Records contained in a dataset >>
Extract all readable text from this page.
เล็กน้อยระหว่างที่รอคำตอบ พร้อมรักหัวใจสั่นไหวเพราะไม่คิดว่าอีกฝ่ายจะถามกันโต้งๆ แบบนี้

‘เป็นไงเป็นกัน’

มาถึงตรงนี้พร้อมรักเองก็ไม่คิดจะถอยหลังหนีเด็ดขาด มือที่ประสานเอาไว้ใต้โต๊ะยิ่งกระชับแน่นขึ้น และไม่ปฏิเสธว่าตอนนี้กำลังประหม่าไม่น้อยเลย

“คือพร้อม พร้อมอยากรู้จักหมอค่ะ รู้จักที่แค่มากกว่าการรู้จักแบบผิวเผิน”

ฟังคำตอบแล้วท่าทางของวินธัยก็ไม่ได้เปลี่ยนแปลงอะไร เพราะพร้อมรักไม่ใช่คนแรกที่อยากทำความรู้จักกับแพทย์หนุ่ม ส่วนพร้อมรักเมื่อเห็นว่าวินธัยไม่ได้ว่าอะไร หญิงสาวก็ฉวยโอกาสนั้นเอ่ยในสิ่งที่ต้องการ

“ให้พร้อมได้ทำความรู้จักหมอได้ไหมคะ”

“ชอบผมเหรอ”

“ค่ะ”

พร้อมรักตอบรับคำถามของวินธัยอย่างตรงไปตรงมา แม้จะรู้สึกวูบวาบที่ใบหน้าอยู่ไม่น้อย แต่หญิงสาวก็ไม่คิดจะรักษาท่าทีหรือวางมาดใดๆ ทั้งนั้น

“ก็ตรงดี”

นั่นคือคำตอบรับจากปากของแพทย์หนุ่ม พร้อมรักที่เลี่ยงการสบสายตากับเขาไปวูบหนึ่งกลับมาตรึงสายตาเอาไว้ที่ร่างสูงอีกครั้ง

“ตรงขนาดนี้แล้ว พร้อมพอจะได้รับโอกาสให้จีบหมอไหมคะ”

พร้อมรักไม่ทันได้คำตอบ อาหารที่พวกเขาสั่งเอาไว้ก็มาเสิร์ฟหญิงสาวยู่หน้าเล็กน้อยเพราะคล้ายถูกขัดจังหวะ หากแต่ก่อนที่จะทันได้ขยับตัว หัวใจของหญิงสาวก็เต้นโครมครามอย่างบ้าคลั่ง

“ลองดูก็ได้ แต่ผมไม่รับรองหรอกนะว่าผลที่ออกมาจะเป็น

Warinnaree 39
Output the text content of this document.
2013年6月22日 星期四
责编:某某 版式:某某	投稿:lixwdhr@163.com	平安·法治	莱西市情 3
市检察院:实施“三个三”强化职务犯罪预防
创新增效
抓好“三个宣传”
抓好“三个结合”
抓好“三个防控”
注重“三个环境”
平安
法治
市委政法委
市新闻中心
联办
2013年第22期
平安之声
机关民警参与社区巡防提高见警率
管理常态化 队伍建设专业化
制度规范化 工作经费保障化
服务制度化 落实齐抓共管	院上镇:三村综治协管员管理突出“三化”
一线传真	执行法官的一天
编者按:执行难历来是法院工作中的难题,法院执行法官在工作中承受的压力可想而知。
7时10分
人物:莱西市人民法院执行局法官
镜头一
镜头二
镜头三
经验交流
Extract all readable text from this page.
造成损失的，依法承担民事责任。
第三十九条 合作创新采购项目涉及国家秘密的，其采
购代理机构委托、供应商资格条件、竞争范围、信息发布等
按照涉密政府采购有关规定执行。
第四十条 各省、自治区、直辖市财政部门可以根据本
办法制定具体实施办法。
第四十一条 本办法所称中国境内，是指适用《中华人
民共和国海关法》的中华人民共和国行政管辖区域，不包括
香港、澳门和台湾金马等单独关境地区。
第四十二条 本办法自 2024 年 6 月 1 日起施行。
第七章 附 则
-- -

REQUIREMENTS >>
Gather and return every line that holds the string "งสาวก".

EXERCISE RESULT >>
ฟังคำตอบแล้วท่าทางของวินธัยก็ไม่ได้เปลี่ยนแปลงอะไร เพราะพร้อมรักไม่ใช่คนแรกที่อยากทำความรู้จักกับแพทย์หนุ่ม ส่วนพร้อมรักเมื่อเห็นว่าวินธัยไม่ได้ว่าอะไร หญิงสาวก็ฉวยโอกาสนั้นเอ่ยในสิ่งที่ต้องการ
พร้อมรักตอบรับคำถามของวินธัยอย่างตรงไปตรงมา แม้จะรู้สึกวูบวาบที่ใบหน้าอยู่ไม่น้อย แต่หญิงสาวก็ไม่คิดจะรักษาท่าทีหรือวางมาดใดๆ ทั้งนั้น
พร้อมรักไม่ทันได้คำตอบ อาหารที่พวกเขาสั่งเอาไว้ก็มาเสิร์ฟหญิงสาวยู่หน้าเล็กน้อยเพราะคล้ายถูกขัดจังหวะ หากแต่ก่อนที่จะทันได้ขยับตัว หัวใจของหญิงสาวก็เต้นโครมครามอย่างบ้าคลั่ง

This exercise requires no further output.